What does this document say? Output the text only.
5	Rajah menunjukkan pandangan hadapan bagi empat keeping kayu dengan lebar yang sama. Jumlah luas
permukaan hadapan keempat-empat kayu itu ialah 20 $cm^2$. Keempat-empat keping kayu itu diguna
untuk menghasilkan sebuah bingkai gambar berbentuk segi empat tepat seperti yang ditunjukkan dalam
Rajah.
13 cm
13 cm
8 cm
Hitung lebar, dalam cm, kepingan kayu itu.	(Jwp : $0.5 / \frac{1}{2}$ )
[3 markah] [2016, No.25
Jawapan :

■ **Exercise aim**
Output the complete data exactly as written.

■ **Response**
What does this document say? Output the text only.
5	Rajah menunjukkan pandangan hadapan bagi empat keeping kayu dengan lebar yang sama. Jumlah luas
permukaan hadapan keempat-empat kayu itu ialah 20 $cm^2$. Keempat-empat keping kayu itu diguna
untuk menghasilkan sebuah bingkai gambar berbentuk segi empat tepat seperti yang ditunjukkan dalam
Rajah.
13 cm
13 cm
8 cm
Hitung lebar, dalam cm, kepingan kayu itu.	(Jwp : $0.5 / \frac{1}{2}$ )
[3 markah] [2016, No.25
Jawapan :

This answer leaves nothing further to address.